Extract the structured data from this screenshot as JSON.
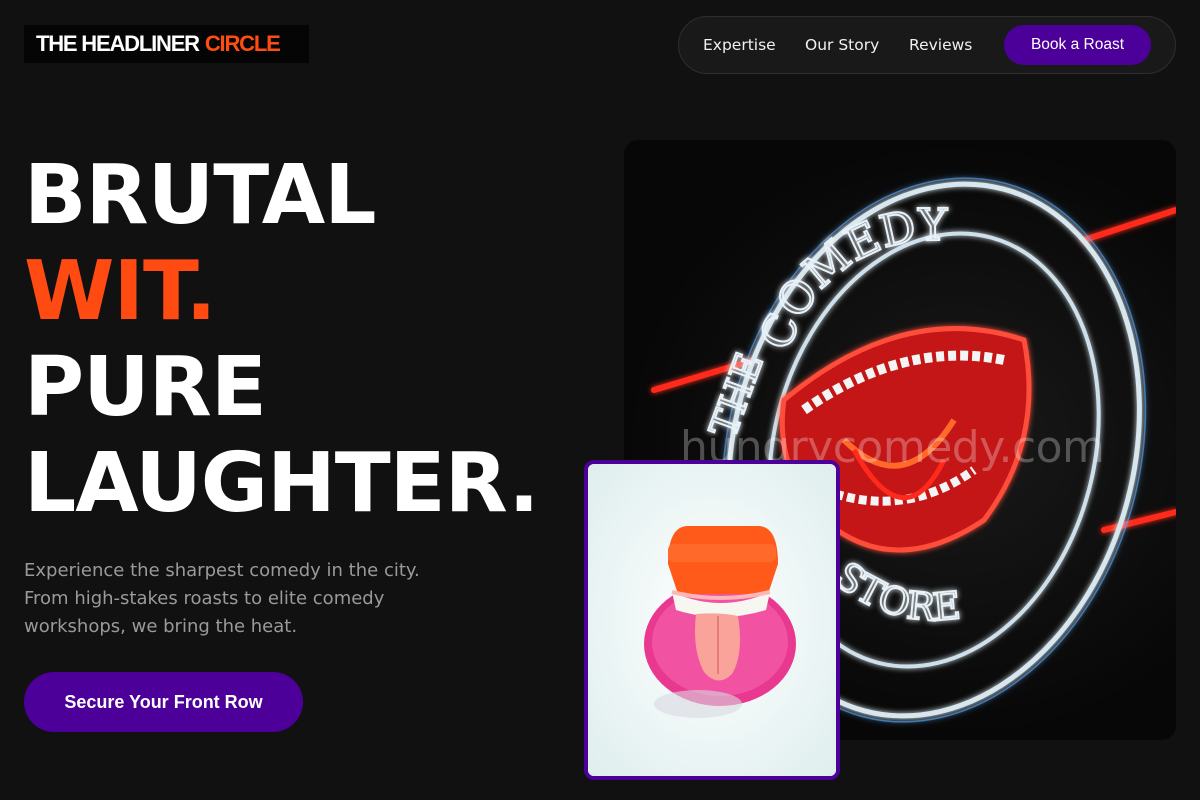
{
  "brand": {
    "name_part1": "THE HEADLINER",
    "name_part2": "CIRCLE",
    "accent_color": "#ff4d12",
    "primary_color": "#4c0099"
  },
  "nav": {
    "items": [
      {
        "label": "Expertise"
      },
      {
        "label": "Our Story"
      },
      {
        "label": "Reviews"
      }
    ],
    "cta_label": "Book a Roast"
  },
  "hero": {
    "line1": "BRUTAL",
    "line2": "WIT.",
    "line3": "PURE",
    "line4": "LAUGHTER.",
    "subtext": "Experience the sharpest comedy in the city. From high-stakes roasts to elite comedy workshops, we bring the heat.",
    "cta_label": "Secure Your Front Row"
  },
  "images": {
    "neon_sign": {
      "sign_text_top": "COMEDY",
      "sign_text_left": "THE",
      "sign_text_bottom": "STORE",
      "watermark": "hungrycomedy.com",
      "icon": "neon-mouth-sign"
    },
    "photo": {
      "icon": "wind-up-teeth-photo"
    }
  }
}
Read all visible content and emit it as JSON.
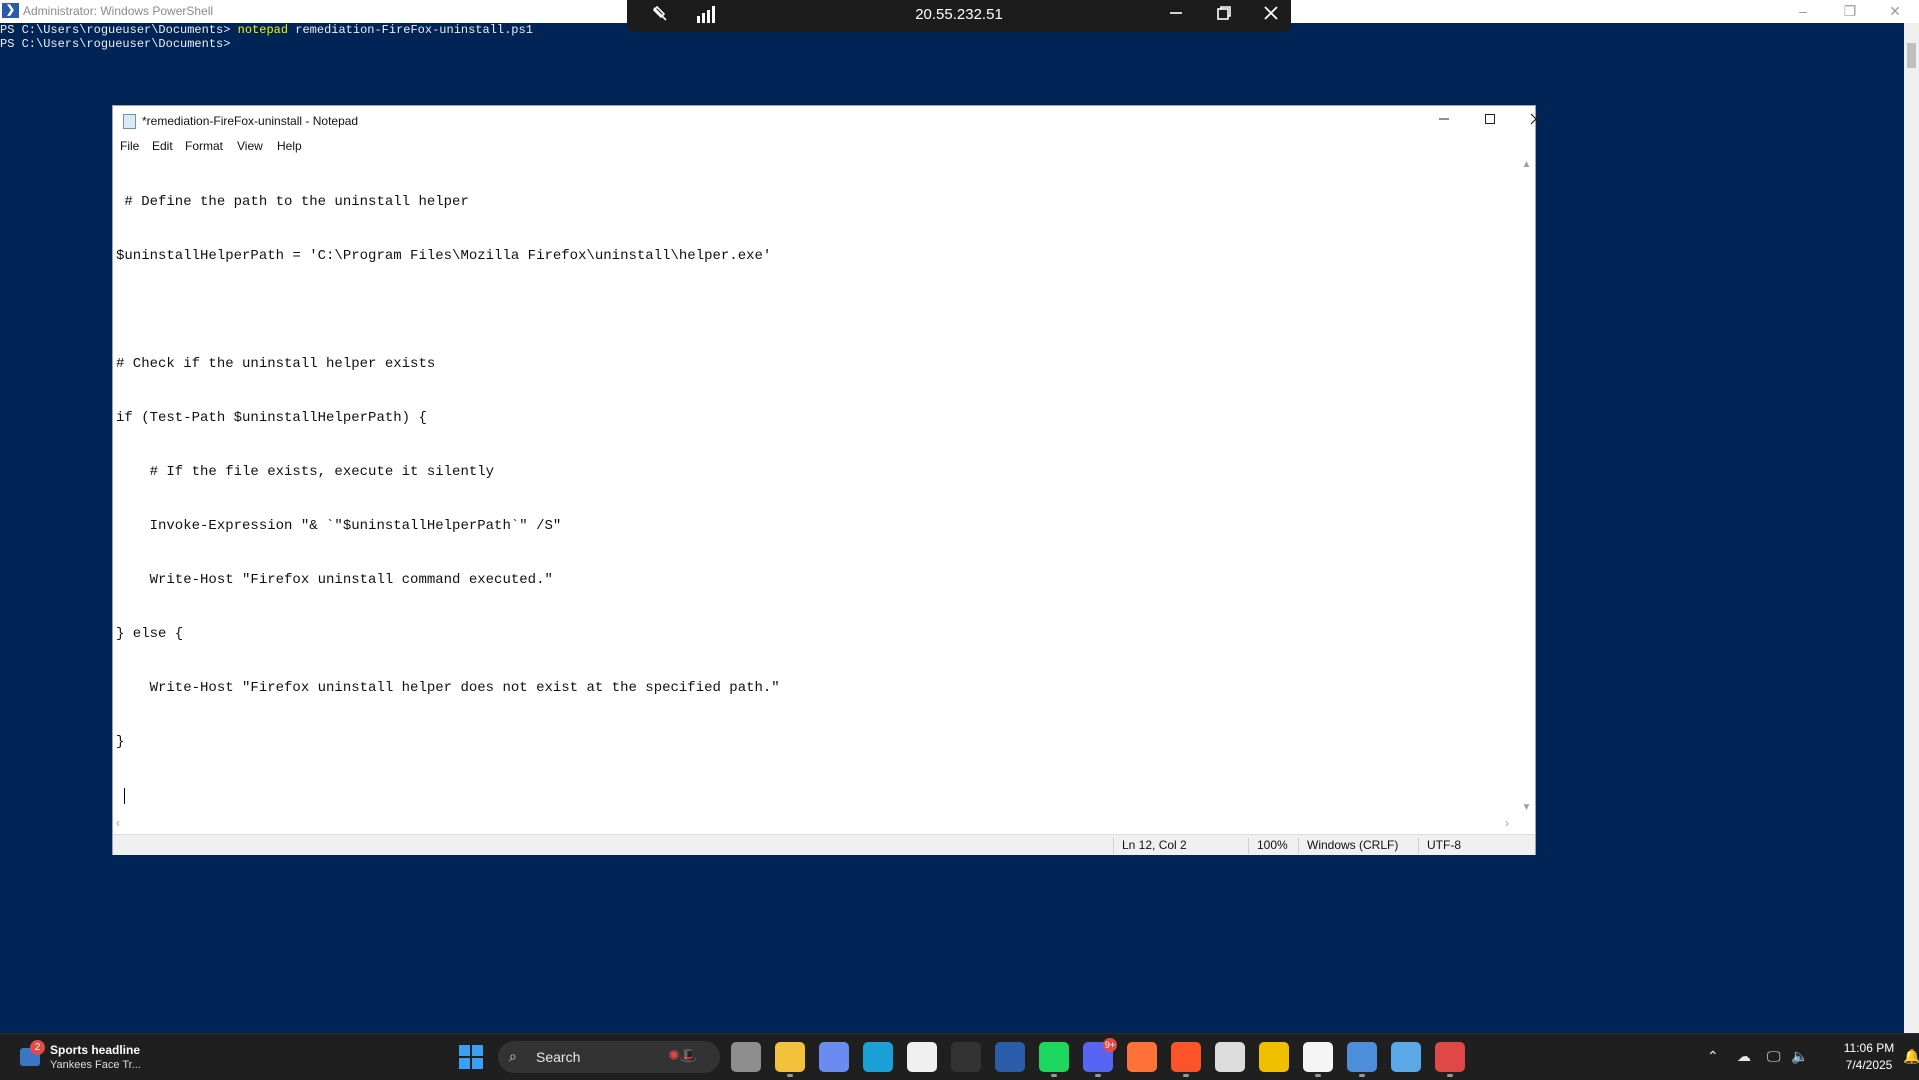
{
  "powershell": {
    "title": "Administrator: Windows PowerShell",
    "lines": [
      {
        "prompt": "PS C:\\Users\\rogueuser\\Documents> ",
        "command": "notepad",
        "args": " remediation-FireFox-uninstall.ps1"
      },
      {
        "prompt": "PS C:\\Users\\rogueuser\\Documents> ",
        "command": "",
        "args": ""
      }
    ],
    "controls": {
      "minimize": "–",
      "restore": "❐",
      "close": "✕"
    }
  },
  "rdp": {
    "host": "20.55.232.51",
    "pin_icon": "pin-off-icon",
    "signal_icon": "signal-bars-icon"
  },
  "notepad": {
    "title": "*remediation-FireFox-uninstall - Notepad",
    "menu": [
      "File",
      "Edit",
      "Format",
      "View",
      "Help"
    ],
    "lines": [
      " # Define the path to the uninstall helper",
      "$uninstallHelperPath = 'C:\\Program Files\\Mozilla Firefox\\uninstall\\helper.exe'",
      "",
      "# Check if the uninstall helper exists",
      "if (Test-Path $uninstallHelperPath) {",
      "    # If the file exists, execute it silently",
      "    Invoke-Expression \"& `\"$uninstallHelperPath`\" /S\"",
      "    Write-Host \"Firefox uninstall command executed.\"",
      "} else {",
      "    Write-Host \"Firefox uninstall helper does not exist at the specified path.\"",
      "}",
      " "
    ],
    "status": {
      "position": "Ln 12, Col 2",
      "zoom": "100%",
      "line_ending": "Windows (CRLF)",
      "encoding": "UTF-8"
    }
  },
  "taskbar": {
    "widget": {
      "badge": "2",
      "title": "Sports headline",
      "subtitle": "Yankees Face Tr..."
    },
    "search_label": "Search",
    "apps": [
      {
        "name": "task-view-icon",
        "color": "#8e8e8e"
      },
      {
        "name": "file-explorer-icon",
        "color": "#f3c23c"
      },
      {
        "name": "copilot-icon",
        "color": "#6a8cf0"
      },
      {
        "name": "edge-icon",
        "color": "#1ba0d8"
      },
      {
        "name": "store-icon",
        "color": "#f0f0f0"
      },
      {
        "name": "terminal-icon",
        "color": "#333333"
      },
      {
        "name": "powershell-icon",
        "color": "#2a5caa"
      },
      {
        "name": "spotify-icon",
        "color": "#1ed760"
      },
      {
        "name": "discord-icon",
        "color": "#5865f2"
      },
      {
        "name": "firefox-icon",
        "color": "#ff7139"
      },
      {
        "name": "brave-icon",
        "color": "#fb542b"
      },
      {
        "name": "clock-app-icon",
        "color": "#dcdcdc"
      },
      {
        "name": "tools-icon",
        "color": "#f0c000"
      },
      {
        "name": "notion-icon",
        "color": "#f5f5f5"
      },
      {
        "name": "remote-desktop-icon",
        "color": "#4c8ed9"
      },
      {
        "name": "notepad-icon",
        "color": "#5aa9e6"
      },
      {
        "name": "snipping-tool-icon",
        "color": "#e04848"
      }
    ],
    "discord_badge": "9+",
    "time": "11:06 PM",
    "date": "7/4/2025"
  }
}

Problem details = Retype the entries word for word. Omit any images.

Response to the exercise =
Extract the structured data from this screenshot as JSON.
{
  "brand": {
    "name_part1": "THE HEADLINER",
    "name_part2": "CIRCLE",
    "accent_color": "#ff4d12",
    "primary_color": "#4c0099"
  },
  "nav": {
    "items": [
      {
        "label": "Expertise"
      },
      {
        "label": "Our Story"
      },
      {
        "label": "Reviews"
      }
    ],
    "cta_label": "Book a Roast"
  },
  "hero": {
    "line1": "BRUTAL",
    "line2": "WIT.",
    "line3": "PURE",
    "line4": "LAUGHTER.",
    "subtext": "Experience the sharpest comedy in the city. From high-stakes roasts to elite comedy workshops, we bring the heat.",
    "cta_label": "Secure Your Front Row"
  },
  "images": {
    "neon_sign": {
      "sign_text_top": "COMEDY",
      "sign_text_left": "THE",
      "sign_text_bottom": "STORE",
      "watermark": "hungrycomedy.com",
      "icon": "neon-mouth-sign"
    },
    "photo": {
      "icon": "wind-up-teeth-photo"
    }
  }
}
Read all visible content and emit it as JSON.
{
  "powershell": {
    "title": "Administrator: Windows PowerShell",
    "lines": [
      {
        "prompt": "PS C:\\Users\\rogueuser\\Documents> ",
        "command": "notepad",
        "args": " remediation-FireFox-uninstall.ps1"
      },
      {
        "prompt": "PS C:\\Users\\rogueuser\\Documents> ",
        "command": "",
        "args": ""
      }
    ],
    "controls": {
      "minimize": "–",
      "restore": "❐",
      "close": "✕"
    }
  },
  "rdp": {
    "host": "20.55.232.51",
    "pin_icon": "pin-off-icon",
    "signal_icon": "signal-bars-icon"
  },
  "notepad": {
    "title": "*remediation-FireFox-uninstall - Notepad",
    "menu": [
      "File",
      "Edit",
      "Format",
      "View",
      "Help"
    ],
    "lines": [
      " # Define the path to the uninstall helper",
      "$uninstallHelperPath = 'C:\\Program Files\\Mozilla Firefox\\uninstall\\helper.exe'",
      "",
      "# Check if the uninstall helper exists",
      "if (Test-Path $uninstallHelperPath) {",
      "    # If the file exists, execute it silently",
      "    Invoke-Expression \"& `\"$uninstallHelperPath`\" /S\"",
      "    Write-Host \"Firefox uninstall command executed.\"",
      "} else {",
      "    Write-Host \"Firefox uninstall helper does not exist at the specified path.\"",
      "}",
      " "
    ],
    "status": {
      "position": "Ln 12, Col 2",
      "zoom": "100%",
      "line_ending": "Windows (CRLF)",
      "encoding": "UTF-8"
    }
  },
  "taskbar": {
    "widget": {
      "badge": "2",
      "title": "Sports headline",
      "subtitle": "Yankees Face Tr..."
    },
    "search_label": "Search",
    "apps": [
      {
        "name": "task-view-icon",
        "color": "#8e8e8e"
      },
      {
        "name": "file-explorer-icon",
        "color": "#f3c23c"
      },
      {
        "name": "copilot-icon",
        "color": "#6a8cf0"
      },
      {
        "name": "edge-icon",
        "color": "#1ba0d8"
      },
      {
        "name": "store-icon",
        "color": "#f0f0f0"
      },
      {
        "name": "terminal-icon",
        "color": "#333333"
      },
      {
        "name": "powershell-icon",
        "color": "#2a5caa"
      },
      {
        "name": "spotify-icon",
        "color": "#1ed760"
      },
      {
        "name": "discord-icon",
        "color": "#5865f2"
      },
      {
        "name": "firefox-icon",
        "color": "#ff7139"
      },
      {
        "name": "brave-icon",
        "color": "#fb542b"
      },
      {
        "name": "clock-app-icon",
        "color": "#dcdcdc"
      },
      {
        "name": "tools-icon",
        "color": "#f0c000"
      },
      {
        "name": "notion-icon",
        "color": "#f5f5f5"
      },
      {
        "name": "remote-desktop-icon",
        "color": "#4c8ed9"
      },
      {
        "name": "notepad-icon",
        "color": "#5aa9e6"
      },
      {
        "name": "snipping-tool-icon",
        "color": "#e04848"
      }
    ],
    "discord_badge": "9+",
    "time": "11:06 PM",
    "date": "7/4/2025"
  }
}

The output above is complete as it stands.